__AVAILABLE RECORDS__
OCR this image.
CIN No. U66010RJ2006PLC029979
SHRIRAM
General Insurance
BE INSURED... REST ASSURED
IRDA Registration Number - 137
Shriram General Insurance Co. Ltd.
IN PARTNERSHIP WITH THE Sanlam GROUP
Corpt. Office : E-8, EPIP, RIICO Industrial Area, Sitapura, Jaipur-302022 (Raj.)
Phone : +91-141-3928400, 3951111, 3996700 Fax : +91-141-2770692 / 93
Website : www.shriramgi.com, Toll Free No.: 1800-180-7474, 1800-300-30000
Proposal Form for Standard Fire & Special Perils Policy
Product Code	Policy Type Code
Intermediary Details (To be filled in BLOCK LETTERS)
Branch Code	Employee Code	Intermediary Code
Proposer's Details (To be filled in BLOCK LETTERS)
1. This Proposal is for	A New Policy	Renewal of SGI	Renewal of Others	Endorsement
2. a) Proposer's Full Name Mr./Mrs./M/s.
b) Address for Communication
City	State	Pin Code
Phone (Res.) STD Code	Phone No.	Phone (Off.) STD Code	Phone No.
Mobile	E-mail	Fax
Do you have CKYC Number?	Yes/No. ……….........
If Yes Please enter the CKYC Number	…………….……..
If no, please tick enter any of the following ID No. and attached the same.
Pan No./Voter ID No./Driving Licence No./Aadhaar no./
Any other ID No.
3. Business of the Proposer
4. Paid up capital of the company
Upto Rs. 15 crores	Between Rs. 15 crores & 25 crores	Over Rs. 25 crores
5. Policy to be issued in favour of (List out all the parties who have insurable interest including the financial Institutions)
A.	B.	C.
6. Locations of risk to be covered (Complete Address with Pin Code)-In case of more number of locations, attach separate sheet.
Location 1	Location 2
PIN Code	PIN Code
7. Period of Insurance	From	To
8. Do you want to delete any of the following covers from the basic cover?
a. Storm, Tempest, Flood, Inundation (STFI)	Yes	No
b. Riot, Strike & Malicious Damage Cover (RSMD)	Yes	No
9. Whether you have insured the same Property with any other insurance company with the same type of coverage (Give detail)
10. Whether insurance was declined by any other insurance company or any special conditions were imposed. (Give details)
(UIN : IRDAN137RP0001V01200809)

* * *

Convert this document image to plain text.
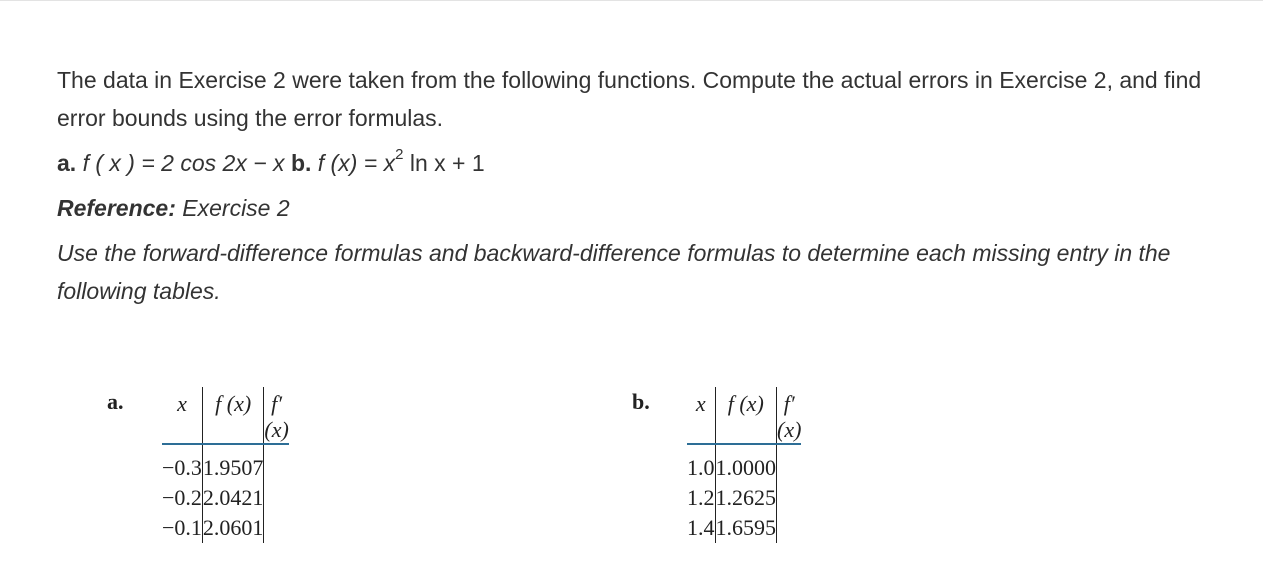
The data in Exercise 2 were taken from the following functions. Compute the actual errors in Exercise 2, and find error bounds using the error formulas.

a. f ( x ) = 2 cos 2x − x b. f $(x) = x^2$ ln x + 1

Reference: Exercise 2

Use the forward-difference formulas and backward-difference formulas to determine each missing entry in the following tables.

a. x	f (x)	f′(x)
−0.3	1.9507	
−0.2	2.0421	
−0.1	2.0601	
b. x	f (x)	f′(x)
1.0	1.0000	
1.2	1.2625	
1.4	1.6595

==

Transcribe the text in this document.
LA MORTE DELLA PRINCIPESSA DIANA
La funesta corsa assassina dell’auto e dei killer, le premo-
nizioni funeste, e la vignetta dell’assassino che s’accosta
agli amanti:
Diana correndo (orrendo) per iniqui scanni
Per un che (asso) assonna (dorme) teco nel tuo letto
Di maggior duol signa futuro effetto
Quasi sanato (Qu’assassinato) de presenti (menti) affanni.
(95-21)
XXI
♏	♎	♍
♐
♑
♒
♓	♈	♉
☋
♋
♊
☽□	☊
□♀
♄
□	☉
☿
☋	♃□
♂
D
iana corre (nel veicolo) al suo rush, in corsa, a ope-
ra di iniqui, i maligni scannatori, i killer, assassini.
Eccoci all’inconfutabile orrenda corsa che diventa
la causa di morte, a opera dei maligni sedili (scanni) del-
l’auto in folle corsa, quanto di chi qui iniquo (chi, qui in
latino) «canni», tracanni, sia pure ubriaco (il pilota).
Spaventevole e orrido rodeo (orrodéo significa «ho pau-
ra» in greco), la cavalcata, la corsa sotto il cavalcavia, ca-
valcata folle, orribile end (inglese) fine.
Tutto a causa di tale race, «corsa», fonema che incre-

__WHAT THE TASK ASKS__
Where a line contains "CKYC", copy that line.

__ANSWER TO THE EXERCISE__
Do you have CKYC Number?	Yes/No. ……….........
If Yes Please enter the CKYC Number	…………….……..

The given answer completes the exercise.